■ **Your task**: Show every line below where "side" can be found.

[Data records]
+-------+
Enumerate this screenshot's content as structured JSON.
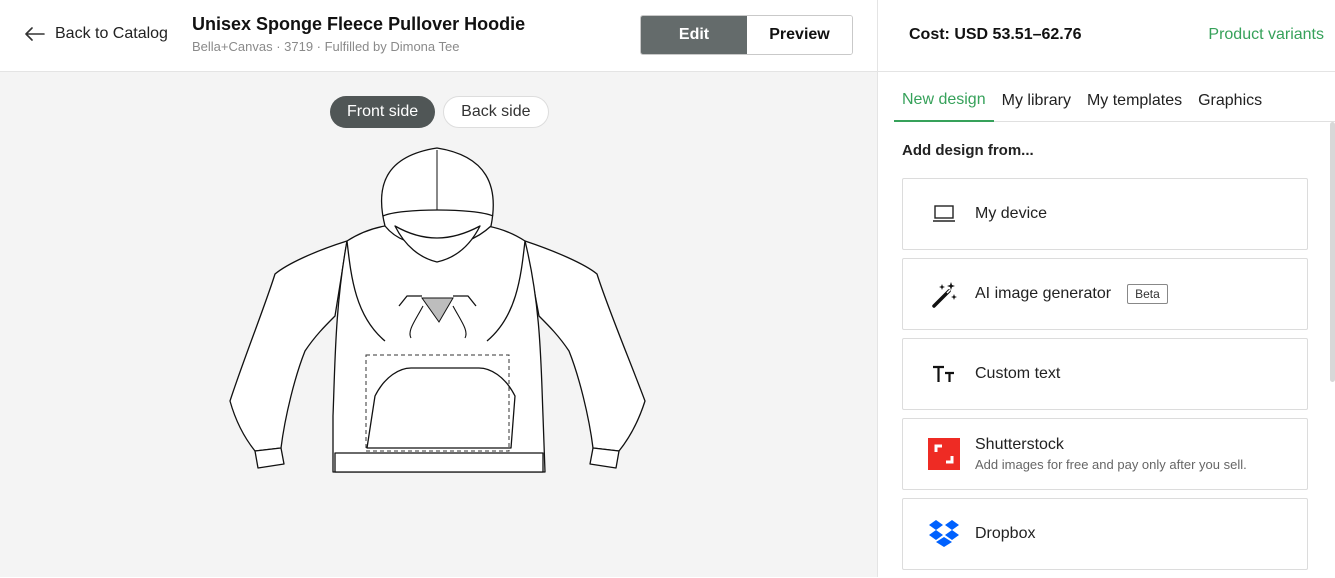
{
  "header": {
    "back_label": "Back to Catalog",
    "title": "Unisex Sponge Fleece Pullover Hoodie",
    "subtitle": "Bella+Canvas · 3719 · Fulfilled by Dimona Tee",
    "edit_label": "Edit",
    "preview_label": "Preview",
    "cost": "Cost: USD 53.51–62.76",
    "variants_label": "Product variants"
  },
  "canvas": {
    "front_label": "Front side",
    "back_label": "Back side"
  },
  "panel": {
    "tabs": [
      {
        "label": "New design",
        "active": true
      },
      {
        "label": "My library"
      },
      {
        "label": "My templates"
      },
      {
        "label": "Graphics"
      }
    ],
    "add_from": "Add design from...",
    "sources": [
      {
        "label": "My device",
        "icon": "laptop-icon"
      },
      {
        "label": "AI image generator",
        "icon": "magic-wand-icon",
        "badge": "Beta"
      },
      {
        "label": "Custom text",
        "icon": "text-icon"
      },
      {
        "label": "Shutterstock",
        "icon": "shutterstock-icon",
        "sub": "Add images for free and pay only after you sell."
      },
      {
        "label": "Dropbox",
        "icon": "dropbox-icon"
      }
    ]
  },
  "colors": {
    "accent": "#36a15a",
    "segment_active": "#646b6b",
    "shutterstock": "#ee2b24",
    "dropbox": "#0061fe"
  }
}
+-------+
■ **Final result**:
    "front_label": "Front side",
    "back_label": "Back side"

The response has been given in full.